> Supplied entries:
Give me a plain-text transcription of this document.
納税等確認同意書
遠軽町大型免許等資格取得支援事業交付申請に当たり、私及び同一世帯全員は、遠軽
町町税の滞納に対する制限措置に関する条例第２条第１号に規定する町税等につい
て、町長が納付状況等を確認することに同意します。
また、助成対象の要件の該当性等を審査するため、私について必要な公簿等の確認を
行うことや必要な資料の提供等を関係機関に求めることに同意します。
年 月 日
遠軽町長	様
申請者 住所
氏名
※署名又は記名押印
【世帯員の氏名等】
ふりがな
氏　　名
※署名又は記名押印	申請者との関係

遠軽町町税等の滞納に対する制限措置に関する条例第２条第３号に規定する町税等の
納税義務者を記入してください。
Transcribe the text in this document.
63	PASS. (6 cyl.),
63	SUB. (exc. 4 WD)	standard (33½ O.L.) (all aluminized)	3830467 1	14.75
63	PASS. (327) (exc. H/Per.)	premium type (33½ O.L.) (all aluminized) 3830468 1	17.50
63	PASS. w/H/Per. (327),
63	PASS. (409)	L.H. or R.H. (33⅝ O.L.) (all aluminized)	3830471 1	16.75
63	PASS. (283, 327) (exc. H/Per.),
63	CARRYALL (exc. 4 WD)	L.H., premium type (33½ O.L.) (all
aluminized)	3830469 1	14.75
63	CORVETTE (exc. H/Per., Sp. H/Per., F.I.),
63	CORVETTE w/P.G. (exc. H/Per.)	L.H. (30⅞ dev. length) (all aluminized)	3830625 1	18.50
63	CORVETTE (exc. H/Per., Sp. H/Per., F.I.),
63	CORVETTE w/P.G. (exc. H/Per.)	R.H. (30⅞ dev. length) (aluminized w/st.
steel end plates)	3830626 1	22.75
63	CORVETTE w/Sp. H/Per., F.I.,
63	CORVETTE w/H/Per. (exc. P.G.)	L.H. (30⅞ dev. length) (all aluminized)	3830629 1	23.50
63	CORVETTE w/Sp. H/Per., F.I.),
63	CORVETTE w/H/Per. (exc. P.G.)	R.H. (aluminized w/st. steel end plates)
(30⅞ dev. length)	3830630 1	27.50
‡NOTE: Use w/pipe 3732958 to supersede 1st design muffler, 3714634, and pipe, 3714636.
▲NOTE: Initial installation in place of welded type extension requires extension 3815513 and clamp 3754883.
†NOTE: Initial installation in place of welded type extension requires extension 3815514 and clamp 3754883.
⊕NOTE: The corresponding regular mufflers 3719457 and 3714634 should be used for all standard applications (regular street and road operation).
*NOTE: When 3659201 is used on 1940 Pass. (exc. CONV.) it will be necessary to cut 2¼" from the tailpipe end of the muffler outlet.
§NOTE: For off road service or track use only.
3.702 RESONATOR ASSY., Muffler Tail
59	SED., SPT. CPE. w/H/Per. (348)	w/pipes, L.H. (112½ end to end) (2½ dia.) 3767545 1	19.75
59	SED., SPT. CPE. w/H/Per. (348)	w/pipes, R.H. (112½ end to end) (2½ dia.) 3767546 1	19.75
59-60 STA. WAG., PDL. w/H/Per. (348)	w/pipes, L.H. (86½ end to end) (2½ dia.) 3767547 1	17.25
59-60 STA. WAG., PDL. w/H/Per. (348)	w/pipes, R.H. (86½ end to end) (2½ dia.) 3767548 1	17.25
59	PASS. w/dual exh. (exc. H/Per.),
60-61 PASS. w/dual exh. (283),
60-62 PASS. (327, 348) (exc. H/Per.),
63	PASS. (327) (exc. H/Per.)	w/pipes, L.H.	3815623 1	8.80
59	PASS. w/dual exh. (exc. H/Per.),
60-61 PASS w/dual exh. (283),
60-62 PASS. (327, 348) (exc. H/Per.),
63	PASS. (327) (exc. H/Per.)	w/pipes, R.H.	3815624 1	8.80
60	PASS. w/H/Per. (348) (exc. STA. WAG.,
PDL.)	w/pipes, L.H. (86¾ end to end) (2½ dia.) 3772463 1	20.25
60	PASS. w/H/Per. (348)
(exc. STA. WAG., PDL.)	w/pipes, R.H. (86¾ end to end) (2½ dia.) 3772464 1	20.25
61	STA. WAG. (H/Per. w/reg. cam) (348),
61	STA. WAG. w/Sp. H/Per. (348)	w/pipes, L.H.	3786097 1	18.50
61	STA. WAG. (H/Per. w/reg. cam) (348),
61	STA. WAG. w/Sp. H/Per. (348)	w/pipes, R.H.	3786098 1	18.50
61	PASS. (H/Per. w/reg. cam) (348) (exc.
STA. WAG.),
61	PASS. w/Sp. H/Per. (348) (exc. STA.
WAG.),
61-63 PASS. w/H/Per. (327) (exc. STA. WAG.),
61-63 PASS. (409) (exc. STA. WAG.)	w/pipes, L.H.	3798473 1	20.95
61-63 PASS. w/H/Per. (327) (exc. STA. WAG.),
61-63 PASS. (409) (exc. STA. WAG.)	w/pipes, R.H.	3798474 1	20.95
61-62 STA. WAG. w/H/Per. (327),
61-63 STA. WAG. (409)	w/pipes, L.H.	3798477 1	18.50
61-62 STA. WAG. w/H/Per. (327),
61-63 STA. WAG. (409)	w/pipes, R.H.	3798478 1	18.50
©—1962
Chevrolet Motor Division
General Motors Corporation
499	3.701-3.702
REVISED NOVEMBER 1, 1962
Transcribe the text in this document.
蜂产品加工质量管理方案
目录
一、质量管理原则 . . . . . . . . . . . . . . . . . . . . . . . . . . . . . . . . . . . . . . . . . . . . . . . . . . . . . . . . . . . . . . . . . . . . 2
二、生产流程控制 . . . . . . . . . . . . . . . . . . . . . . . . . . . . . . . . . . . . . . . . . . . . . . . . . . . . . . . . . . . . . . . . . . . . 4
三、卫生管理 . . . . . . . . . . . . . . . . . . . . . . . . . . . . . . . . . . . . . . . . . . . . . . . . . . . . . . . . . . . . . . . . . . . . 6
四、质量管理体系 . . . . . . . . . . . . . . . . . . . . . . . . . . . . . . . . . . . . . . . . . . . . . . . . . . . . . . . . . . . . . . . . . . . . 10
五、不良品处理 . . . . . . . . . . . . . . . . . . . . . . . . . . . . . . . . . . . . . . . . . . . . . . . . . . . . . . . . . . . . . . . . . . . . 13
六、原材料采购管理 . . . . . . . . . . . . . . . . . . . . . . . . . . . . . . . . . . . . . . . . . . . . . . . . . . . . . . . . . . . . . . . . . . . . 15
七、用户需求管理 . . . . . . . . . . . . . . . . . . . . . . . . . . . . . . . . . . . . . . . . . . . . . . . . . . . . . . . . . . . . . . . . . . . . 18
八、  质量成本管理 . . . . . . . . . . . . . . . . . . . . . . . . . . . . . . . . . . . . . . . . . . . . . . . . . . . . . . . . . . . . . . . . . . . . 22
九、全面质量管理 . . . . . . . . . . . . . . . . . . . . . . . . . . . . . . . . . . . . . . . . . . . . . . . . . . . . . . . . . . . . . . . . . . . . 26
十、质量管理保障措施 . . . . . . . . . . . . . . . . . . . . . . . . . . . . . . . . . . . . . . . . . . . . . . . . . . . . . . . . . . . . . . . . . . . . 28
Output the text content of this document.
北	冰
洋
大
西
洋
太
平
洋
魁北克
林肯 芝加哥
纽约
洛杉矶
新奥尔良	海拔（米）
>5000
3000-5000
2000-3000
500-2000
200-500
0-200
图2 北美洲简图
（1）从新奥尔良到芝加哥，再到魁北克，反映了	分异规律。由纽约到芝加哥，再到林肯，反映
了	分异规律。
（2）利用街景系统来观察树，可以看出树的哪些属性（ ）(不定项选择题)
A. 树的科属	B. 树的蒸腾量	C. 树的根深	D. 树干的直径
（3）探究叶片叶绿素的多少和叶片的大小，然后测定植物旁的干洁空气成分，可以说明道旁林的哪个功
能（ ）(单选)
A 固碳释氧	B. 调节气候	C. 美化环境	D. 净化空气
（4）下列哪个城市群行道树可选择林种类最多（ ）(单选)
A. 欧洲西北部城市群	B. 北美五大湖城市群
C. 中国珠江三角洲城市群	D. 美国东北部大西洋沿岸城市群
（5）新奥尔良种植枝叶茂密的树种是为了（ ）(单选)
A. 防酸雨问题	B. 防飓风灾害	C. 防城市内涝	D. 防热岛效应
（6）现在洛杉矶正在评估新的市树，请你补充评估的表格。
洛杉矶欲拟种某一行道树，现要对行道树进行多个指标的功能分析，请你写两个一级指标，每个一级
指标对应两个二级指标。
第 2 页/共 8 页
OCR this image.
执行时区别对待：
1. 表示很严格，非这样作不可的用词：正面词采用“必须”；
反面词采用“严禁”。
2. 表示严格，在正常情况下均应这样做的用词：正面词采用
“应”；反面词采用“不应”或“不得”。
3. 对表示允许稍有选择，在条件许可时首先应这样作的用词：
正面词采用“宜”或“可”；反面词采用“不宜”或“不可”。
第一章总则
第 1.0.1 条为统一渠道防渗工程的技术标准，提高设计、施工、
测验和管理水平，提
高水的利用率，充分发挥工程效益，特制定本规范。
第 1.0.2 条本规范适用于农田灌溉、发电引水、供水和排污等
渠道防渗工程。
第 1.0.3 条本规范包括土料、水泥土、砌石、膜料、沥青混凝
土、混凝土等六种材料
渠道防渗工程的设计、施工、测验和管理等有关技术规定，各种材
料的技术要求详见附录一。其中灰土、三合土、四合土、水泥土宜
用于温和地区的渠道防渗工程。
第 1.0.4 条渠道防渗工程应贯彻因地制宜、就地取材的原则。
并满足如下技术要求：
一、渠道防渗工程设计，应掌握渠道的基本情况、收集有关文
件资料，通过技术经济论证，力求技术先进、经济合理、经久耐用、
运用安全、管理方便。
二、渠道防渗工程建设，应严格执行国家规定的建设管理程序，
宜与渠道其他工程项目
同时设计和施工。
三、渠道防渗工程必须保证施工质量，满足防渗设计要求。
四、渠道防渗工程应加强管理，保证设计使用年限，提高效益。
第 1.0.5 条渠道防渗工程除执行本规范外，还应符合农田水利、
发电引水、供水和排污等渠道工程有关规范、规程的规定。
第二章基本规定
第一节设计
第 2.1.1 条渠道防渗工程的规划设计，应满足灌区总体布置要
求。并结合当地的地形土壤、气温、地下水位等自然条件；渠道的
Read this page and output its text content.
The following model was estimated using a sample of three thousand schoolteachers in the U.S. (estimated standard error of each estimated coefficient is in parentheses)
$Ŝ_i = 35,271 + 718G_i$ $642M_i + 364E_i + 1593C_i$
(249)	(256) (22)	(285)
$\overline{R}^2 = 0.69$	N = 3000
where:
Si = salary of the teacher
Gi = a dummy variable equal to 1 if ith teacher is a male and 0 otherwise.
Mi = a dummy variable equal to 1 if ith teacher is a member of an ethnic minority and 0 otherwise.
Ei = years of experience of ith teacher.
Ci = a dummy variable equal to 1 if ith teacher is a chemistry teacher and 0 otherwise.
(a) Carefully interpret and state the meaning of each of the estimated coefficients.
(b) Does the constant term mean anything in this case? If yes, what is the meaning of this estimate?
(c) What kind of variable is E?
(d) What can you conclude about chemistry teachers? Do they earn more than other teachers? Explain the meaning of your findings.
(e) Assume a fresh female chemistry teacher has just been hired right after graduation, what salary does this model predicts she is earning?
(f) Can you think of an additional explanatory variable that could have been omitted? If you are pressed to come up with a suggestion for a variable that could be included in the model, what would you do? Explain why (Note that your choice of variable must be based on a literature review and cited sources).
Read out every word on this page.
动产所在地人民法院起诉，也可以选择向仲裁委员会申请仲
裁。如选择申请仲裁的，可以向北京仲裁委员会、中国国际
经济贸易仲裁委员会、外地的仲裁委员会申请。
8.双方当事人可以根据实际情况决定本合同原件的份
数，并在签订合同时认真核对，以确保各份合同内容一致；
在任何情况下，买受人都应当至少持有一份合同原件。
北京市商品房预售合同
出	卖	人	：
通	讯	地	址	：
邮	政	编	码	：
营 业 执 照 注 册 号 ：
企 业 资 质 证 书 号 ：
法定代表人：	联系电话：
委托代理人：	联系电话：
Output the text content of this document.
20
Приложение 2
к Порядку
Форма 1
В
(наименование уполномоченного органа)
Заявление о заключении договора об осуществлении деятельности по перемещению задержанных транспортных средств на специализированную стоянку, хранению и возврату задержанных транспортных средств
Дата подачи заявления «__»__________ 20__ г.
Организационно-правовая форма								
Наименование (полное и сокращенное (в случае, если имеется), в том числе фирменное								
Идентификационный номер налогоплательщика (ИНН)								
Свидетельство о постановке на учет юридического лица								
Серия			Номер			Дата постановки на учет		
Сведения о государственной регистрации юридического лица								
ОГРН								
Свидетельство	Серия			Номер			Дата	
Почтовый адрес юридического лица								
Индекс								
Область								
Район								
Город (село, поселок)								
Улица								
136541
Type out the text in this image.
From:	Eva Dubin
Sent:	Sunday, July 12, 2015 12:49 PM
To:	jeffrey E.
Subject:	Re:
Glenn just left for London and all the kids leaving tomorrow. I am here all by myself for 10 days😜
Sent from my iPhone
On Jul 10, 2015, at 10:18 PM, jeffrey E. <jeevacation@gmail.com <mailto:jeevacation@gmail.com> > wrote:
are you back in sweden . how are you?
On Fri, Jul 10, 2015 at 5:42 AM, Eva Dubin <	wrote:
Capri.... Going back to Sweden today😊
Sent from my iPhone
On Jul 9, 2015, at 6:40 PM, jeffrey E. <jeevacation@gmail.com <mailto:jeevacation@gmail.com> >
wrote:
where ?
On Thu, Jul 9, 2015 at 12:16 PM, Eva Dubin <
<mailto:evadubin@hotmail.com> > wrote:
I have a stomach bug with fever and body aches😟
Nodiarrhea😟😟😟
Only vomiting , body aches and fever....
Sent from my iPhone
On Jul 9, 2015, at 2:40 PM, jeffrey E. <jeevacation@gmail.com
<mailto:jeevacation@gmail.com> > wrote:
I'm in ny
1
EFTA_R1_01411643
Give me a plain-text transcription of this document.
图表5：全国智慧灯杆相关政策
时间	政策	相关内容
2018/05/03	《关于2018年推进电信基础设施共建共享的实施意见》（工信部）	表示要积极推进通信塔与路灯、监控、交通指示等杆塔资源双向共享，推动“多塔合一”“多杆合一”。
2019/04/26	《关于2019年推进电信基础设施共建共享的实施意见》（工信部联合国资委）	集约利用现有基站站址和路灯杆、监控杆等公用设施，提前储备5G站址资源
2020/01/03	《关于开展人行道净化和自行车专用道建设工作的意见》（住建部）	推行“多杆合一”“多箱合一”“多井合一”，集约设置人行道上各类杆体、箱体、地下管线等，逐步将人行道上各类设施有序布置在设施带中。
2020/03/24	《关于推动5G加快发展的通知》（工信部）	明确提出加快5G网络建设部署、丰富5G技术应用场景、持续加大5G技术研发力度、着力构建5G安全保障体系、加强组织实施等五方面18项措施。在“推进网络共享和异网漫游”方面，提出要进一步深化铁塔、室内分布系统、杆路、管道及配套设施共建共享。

> What is being asked:
Pull out each line of the entries that contains "учет".

> Solution:
Свидетельство о постановке на учет юридического лица								
Серия			Номер			Дата постановки на учет		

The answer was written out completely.